- _Task to carry out_
Below are the records; copy each line in which "name" can be found.

- _Data to examine_

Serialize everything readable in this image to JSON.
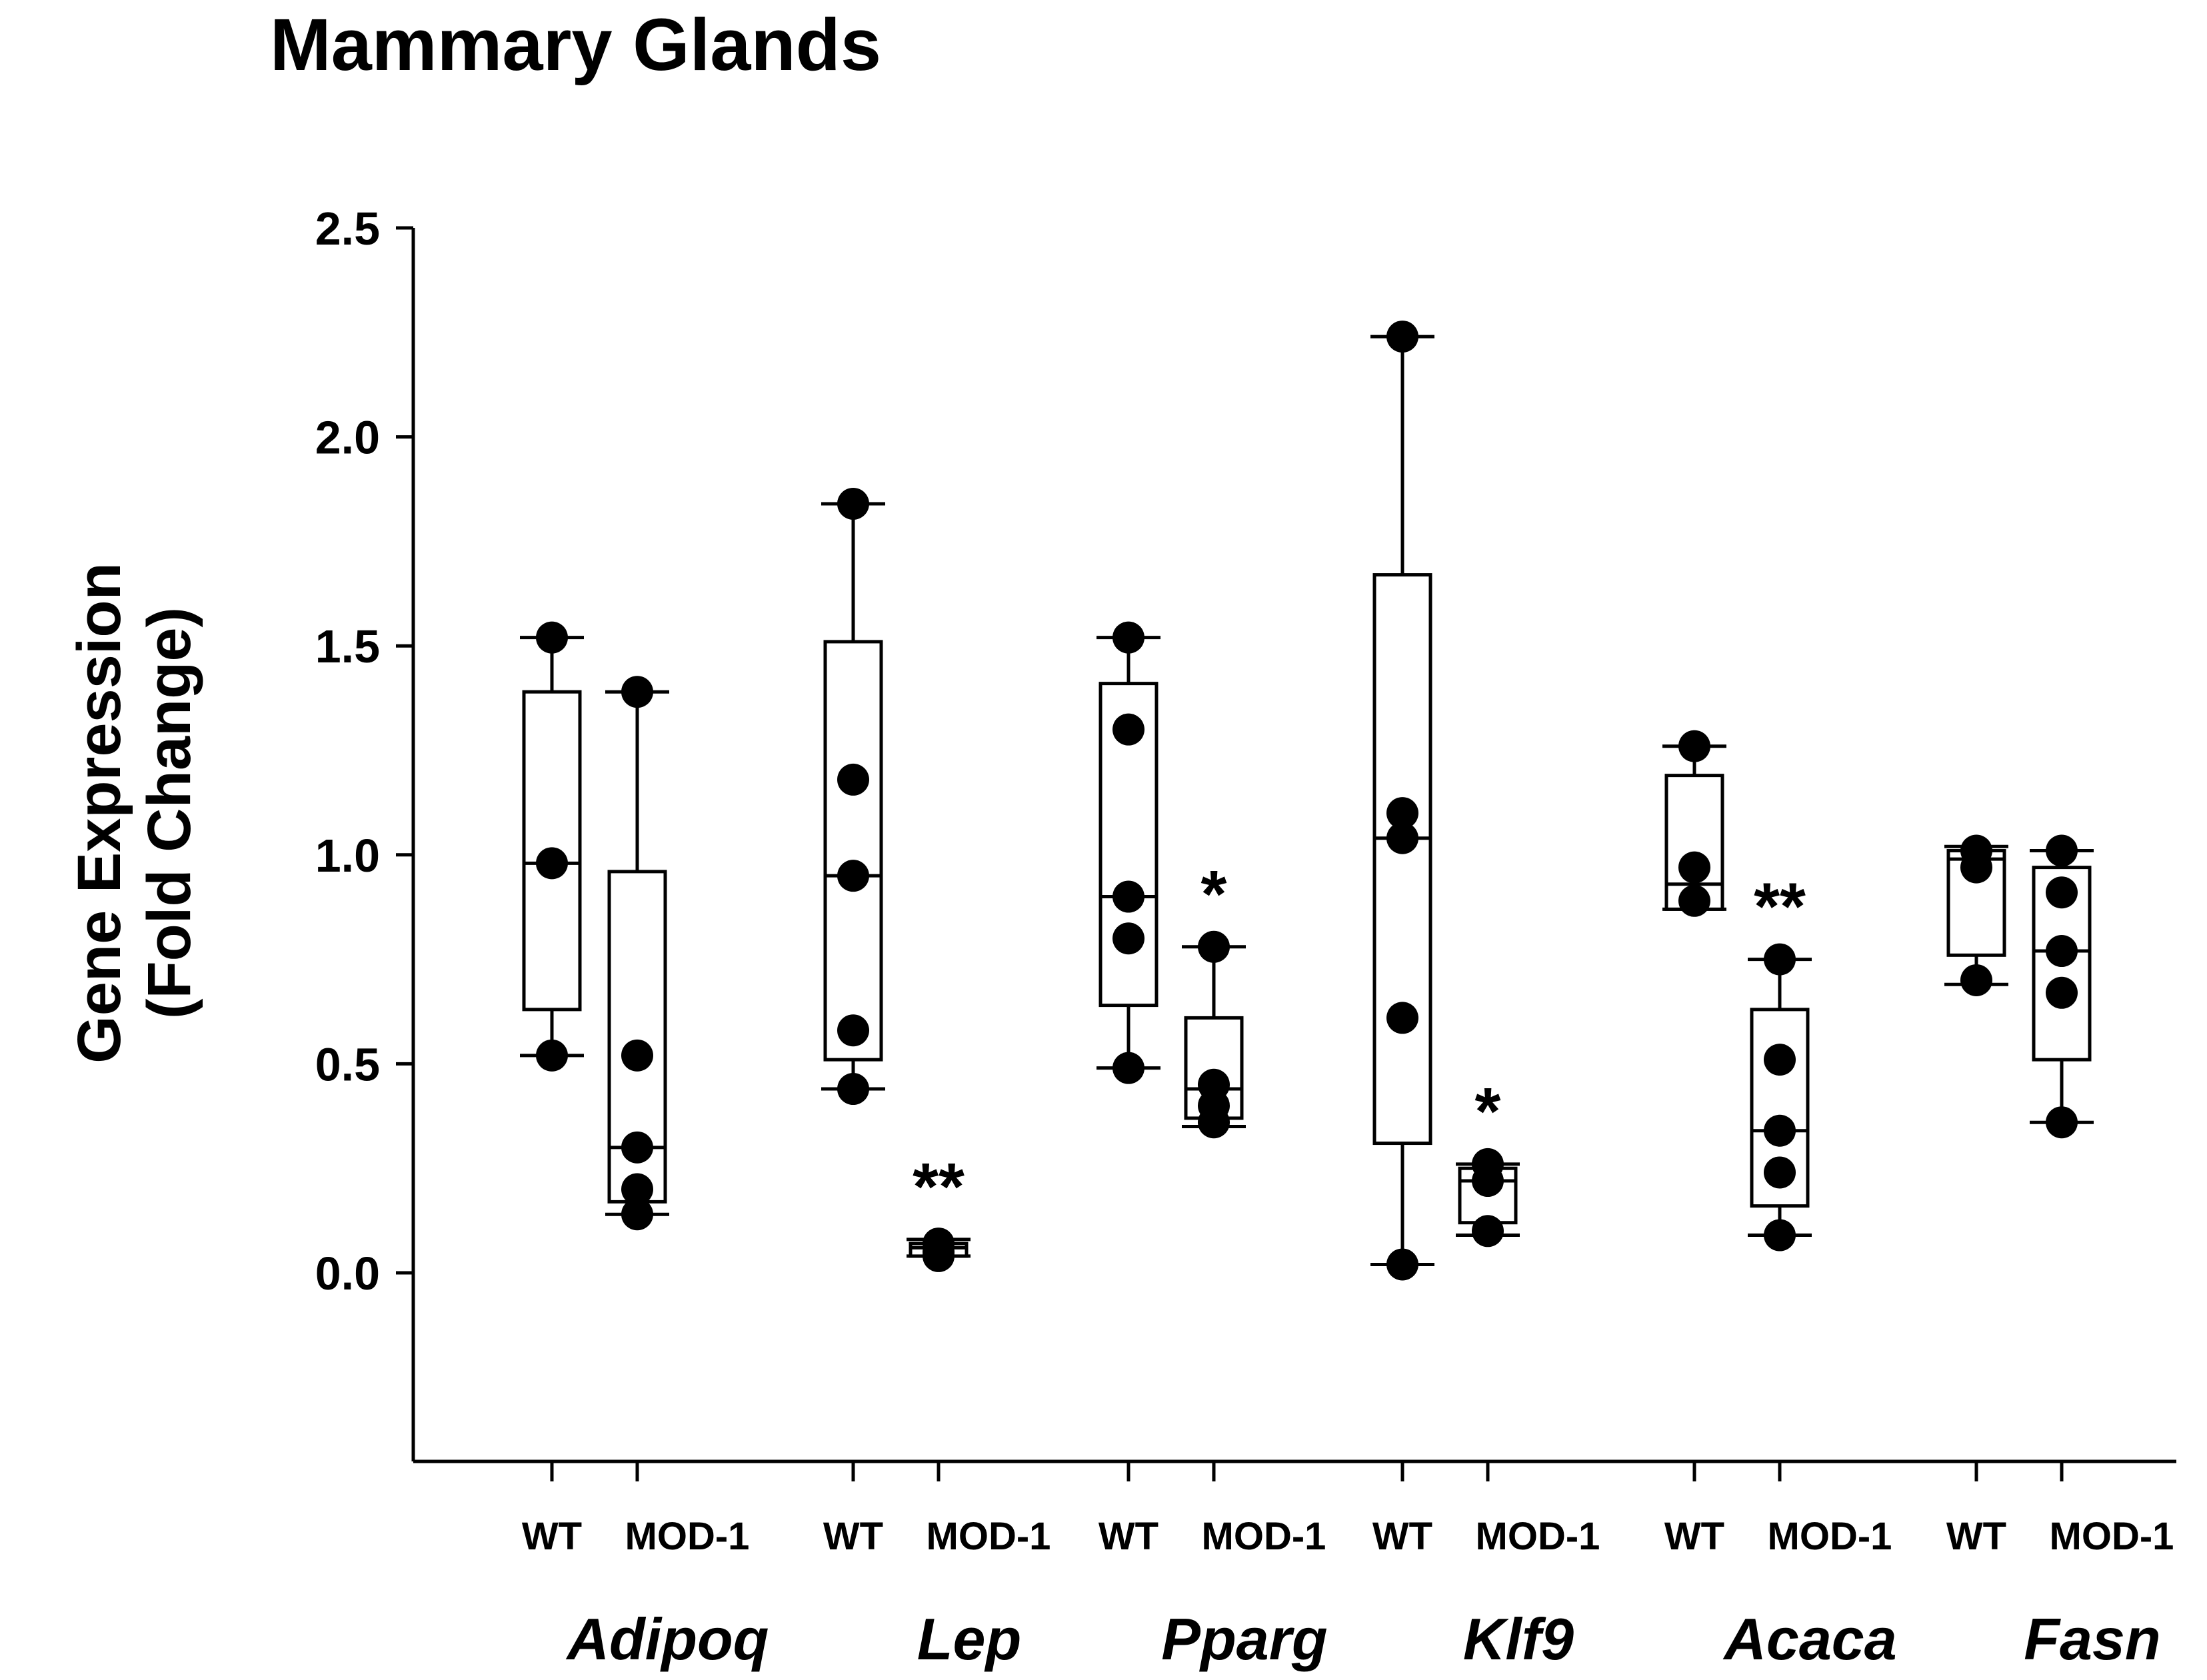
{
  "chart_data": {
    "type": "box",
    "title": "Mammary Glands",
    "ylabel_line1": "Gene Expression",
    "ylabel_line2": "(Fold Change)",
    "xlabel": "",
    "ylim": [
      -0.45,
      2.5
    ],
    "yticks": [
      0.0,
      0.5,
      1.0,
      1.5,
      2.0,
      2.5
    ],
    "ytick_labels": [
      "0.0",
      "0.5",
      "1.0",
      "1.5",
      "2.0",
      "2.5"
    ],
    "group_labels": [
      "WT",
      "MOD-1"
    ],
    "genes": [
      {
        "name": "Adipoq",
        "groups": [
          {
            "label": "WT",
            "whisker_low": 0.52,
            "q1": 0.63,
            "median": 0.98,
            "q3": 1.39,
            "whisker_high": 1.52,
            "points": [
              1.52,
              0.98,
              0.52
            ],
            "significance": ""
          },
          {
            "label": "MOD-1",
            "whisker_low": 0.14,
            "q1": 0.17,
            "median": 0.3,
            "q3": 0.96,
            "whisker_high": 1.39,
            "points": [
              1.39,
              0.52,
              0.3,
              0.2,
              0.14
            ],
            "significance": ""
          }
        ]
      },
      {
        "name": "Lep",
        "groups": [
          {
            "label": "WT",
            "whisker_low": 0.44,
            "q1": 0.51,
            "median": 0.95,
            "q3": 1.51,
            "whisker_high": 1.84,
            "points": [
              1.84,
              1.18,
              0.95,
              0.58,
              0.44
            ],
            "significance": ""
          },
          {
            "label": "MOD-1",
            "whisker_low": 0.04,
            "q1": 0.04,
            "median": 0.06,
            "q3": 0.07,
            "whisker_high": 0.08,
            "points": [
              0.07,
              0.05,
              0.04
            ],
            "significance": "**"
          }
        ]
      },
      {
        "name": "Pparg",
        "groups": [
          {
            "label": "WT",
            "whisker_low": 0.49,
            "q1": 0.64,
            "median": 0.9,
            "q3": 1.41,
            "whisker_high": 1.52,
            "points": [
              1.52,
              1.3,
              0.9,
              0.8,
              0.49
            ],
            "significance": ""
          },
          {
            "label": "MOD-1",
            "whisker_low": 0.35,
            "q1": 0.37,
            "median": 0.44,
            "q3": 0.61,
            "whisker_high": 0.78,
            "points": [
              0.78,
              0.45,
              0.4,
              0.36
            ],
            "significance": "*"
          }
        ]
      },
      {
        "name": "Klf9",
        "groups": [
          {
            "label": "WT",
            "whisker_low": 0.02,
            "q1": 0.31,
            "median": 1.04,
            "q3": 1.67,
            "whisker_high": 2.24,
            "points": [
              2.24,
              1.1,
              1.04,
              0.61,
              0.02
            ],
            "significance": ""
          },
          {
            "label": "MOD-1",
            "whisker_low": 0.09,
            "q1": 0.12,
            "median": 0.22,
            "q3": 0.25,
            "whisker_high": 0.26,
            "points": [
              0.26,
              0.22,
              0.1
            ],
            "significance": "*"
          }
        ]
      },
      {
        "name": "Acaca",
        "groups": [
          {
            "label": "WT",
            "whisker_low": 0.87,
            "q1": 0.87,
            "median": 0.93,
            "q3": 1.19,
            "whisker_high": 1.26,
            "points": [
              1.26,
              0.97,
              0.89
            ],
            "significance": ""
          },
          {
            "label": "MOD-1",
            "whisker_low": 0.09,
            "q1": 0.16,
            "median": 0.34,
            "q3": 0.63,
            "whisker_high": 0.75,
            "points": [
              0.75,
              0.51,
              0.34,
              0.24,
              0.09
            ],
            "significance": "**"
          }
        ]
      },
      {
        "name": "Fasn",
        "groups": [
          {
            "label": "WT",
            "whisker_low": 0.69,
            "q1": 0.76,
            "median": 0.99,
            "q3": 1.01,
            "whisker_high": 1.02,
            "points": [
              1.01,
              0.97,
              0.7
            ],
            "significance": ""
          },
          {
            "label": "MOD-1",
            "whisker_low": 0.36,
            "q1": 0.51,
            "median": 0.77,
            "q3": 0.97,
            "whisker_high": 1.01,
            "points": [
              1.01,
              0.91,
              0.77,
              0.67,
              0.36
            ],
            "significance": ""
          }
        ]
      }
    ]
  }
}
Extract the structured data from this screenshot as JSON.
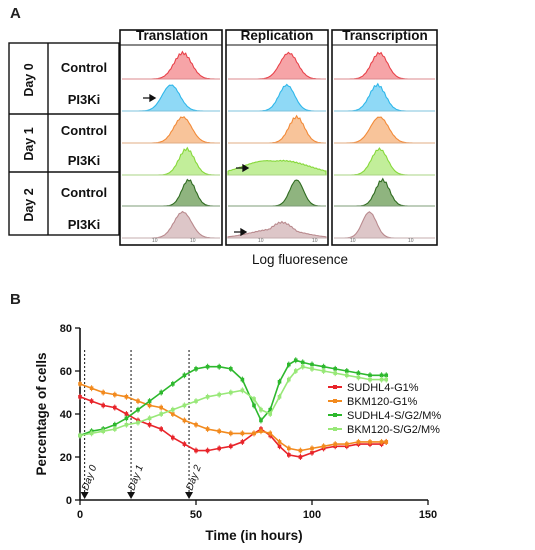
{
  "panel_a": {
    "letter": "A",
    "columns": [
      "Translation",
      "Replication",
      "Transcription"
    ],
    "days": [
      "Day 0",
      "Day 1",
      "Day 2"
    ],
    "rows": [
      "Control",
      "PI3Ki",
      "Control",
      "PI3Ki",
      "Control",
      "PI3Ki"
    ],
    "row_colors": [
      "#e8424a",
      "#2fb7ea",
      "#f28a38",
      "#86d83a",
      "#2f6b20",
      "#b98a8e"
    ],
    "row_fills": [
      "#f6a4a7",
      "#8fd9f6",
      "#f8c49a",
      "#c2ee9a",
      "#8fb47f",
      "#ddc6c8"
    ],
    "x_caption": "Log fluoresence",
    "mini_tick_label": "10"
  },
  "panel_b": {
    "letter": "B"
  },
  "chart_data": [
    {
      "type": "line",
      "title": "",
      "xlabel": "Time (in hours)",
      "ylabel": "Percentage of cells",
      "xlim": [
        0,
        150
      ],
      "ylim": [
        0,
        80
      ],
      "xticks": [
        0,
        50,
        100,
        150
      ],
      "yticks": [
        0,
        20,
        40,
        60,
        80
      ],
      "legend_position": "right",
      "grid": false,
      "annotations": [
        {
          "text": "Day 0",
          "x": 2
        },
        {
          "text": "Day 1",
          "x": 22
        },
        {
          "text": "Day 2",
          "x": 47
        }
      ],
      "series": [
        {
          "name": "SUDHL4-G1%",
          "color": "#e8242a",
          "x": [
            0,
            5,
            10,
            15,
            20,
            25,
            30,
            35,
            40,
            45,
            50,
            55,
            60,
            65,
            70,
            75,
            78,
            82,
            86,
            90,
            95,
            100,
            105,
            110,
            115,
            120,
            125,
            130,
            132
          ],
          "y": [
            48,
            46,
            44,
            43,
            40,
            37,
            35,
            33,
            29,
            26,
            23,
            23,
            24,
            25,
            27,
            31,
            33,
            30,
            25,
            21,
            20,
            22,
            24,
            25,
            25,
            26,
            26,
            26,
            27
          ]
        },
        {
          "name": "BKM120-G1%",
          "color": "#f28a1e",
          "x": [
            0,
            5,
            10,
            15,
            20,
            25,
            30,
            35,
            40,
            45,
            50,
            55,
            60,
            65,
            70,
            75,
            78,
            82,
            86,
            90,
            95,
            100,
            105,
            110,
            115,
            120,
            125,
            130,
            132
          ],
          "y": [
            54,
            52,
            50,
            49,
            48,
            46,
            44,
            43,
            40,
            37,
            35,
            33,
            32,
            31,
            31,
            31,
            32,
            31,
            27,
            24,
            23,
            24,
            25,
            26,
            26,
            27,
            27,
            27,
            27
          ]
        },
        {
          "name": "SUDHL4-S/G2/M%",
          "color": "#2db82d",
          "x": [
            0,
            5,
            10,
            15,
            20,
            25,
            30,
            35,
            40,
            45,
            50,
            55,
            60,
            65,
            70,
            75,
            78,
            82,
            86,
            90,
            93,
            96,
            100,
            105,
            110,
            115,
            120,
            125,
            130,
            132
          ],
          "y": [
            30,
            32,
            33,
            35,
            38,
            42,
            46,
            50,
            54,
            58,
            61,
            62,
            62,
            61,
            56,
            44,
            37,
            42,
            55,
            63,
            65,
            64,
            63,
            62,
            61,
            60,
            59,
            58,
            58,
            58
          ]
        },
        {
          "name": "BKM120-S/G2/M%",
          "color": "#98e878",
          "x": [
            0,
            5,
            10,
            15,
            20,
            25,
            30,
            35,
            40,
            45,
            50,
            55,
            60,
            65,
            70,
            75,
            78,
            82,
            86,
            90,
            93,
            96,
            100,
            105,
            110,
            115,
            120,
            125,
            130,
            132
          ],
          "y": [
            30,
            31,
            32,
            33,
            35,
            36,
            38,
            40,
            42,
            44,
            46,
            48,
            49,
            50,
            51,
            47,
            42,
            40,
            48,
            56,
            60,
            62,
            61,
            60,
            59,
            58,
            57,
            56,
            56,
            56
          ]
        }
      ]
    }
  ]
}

- _Output for this task_
        "name": "Adipoq",
        "name": "Lep",
        "name": "Pparg",
        "name": "Klf9",
        "name": "Acaca",
        "name": "Fasn",
          "name": "SUDHL4-G1%",
          "name": "BKM120-G1%",
          "name": "SUDHL4-S/G2/M%",
          "name": "BKM120-S/G2/M%",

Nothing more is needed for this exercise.